Goal of the exercise
Print the listing that follows, character for character.

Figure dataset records
----------
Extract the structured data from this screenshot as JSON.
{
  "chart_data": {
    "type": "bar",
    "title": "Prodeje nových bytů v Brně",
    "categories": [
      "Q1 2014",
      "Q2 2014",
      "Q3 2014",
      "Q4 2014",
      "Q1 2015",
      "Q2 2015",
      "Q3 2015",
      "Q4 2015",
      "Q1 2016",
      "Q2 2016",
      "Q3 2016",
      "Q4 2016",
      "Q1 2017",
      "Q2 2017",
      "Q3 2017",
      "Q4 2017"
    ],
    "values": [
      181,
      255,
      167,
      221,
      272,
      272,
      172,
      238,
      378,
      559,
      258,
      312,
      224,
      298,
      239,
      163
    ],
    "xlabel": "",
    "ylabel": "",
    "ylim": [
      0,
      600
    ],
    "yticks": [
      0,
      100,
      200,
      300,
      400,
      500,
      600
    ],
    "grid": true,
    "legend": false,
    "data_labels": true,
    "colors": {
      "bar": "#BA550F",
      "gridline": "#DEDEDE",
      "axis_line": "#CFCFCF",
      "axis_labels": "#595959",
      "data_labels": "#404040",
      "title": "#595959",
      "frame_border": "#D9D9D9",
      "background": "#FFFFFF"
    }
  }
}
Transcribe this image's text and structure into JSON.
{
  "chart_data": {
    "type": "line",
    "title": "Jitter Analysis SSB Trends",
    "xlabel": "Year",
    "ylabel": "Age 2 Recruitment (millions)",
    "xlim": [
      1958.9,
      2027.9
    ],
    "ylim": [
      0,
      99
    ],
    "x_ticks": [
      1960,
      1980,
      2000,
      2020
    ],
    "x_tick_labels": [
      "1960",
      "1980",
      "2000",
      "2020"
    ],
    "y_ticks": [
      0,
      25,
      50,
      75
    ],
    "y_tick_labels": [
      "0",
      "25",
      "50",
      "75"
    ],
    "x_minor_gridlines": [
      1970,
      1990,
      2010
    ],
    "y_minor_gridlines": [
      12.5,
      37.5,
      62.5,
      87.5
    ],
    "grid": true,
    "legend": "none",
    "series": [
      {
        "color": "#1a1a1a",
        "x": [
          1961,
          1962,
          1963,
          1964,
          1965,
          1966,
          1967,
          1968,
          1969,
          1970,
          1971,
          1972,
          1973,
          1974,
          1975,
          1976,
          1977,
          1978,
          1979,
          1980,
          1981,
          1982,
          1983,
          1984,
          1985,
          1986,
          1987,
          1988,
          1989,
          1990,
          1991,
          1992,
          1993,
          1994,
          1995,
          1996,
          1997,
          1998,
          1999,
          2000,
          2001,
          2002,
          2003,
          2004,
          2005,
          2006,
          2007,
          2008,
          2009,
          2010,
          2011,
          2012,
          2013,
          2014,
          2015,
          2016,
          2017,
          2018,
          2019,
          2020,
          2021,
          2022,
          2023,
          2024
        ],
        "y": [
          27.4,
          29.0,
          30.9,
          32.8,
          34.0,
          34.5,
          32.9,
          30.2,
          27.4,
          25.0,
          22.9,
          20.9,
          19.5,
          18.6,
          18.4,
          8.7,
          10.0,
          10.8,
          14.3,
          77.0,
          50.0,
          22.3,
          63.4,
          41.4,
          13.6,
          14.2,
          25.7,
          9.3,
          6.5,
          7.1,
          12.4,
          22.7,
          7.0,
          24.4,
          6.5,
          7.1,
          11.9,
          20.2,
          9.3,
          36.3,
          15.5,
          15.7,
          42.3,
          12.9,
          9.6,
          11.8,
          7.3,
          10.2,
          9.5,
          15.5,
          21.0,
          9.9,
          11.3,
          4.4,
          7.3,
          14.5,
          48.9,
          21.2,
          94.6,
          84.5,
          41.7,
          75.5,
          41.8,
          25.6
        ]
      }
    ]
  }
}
----------
Worked solution
Extract the structured data from this screenshot as JSON.
{
  "chart_data": {
    "type": "bar",
    "title": "Prodeje nových bytů v Brně",
    "categories": [
      "Q1 2014",
      "Q2 2014",
      "Q3 2014",
      "Q4 2014",
      "Q1 2015",
      "Q2 2015",
      "Q3 2015",
      "Q4 2015",
      "Q1 2016",
      "Q2 2016",
      "Q3 2016",
      "Q4 2016",
      "Q1 2017",
      "Q2 2017",
      "Q3 2017",
      "Q4 2017"
    ],
    "values": [
      181,
      255,
      167,
      221,
      272,
      272,
      172,
      238,
      378,
      559,
      258,
      312,
      224,
      298,
      239,
      163
    ],
    "xlabel": "",
    "ylabel": "",
    "ylim": [
      0,
      600
    ],
    "yticks": [
      0,
      100,
      200,
      300,
      400,
      500,
      600
    ],
    "grid": true,
    "legend": false,
    "data_labels": true,
    "colors": {
      "bar": "#BA550F",
      "gridline": "#DEDEDE",
      "axis_line": "#CFCFCF",
      "axis_labels": "#595959",
      "data_labels": "#404040",
      "title": "#595959",
      "frame_border": "#D9D9D9",
      "background": "#FFFFFF"
    }
  }
}
Transcribe this image's text and structure into JSON.
{
  "chart_data": {
    "type": "line",
    "title": "Jitter Analysis SSB Trends",
    "xlabel": "Year",
    "ylabel": "Age 2 Recruitment (millions)",
    "xlim": [
      1958.9,
      2027.9
    ],
    "ylim": [
      0,
      99
    ],
    "x_ticks": [
      1960,
      1980,
      2000,
      2020
    ],
    "x_tick_labels": [
      "1960",
      "1980",
      "2000",
      "2020"
    ],
    "y_ticks": [
      0,
      25,
      50,
      75
    ],
    "y_tick_labels": [
      "0",
      "25",
      "50",
      "75"
    ],
    "x_minor_gridlines": [
      1970,
      1990,
      2010
    ],
    "y_minor_gridlines": [
      12.5,
      37.5,
      62.5,
      87.5
    ],
    "grid": true,
    "legend": "none",
    "series": [
      {
        "color": "#1a1a1a",
        "x": [
          1961,
          1962,
          1963,
          1964,
          1965,
          1966,
          1967,
          1968,
          1969,
          1970,
          1971,
          1972,
          1973,
          1974,
          1975,
          1976,
          1977,
          1978,
          1979,
          1980,
          1981,
          1982,
          1983,
          1984,
          1985,
          1986,
          1987,
          1988,
          1989,
          1990,
          1991,
          1992,
          1993,
          1994,
          1995,
          1996,
          1997,
          1998,
          1999,
          2000,
          2001,
          2002,
          2003,
          2004,
          2005,
          2006,
          2007,
          2008,
          2009,
          2010,
          2011,
          2012,
          2013,
          2014,
          2015,
          2016,
          2017,
          2018,
          2019,
          2020,
          2021,
          2022,
          2023,
          2024
        ],
        "y": [
          27.4,
          29.0,
          30.9,
          32.8,
          34.0,
          34.5,
          32.9,
          30.2,
          27.4,
          25.0,
          22.9,
          20.9,
          19.5,
          18.6,
          18.4,
          8.7,
          10.0,
          10.8,
          14.3,
          77.0,
          50.0,
          22.3,
          63.4,
          41.4,
          13.6,
          14.2,
          25.7,
          9.3,
          6.5,
          7.1,
          12.4,
          22.7,
          7.0,
          24.4,
          6.5,
          7.1,
          11.9,
          20.2,
          9.3,
          36.3,
          15.5,
          15.7,
          42.3,
          12.9,
          9.6,
          11.8,
          7.3,
          10.2,
          9.5,
          15.5,
          21.0,
          9.9,
          11.3,
          4.4,
          7.3,
          14.5,
          48.9,
          21.2,
          94.6,
          84.5,
          41.7,
          75.5,
          41.8,
          25.6
        ]
      }
    ]
  }
}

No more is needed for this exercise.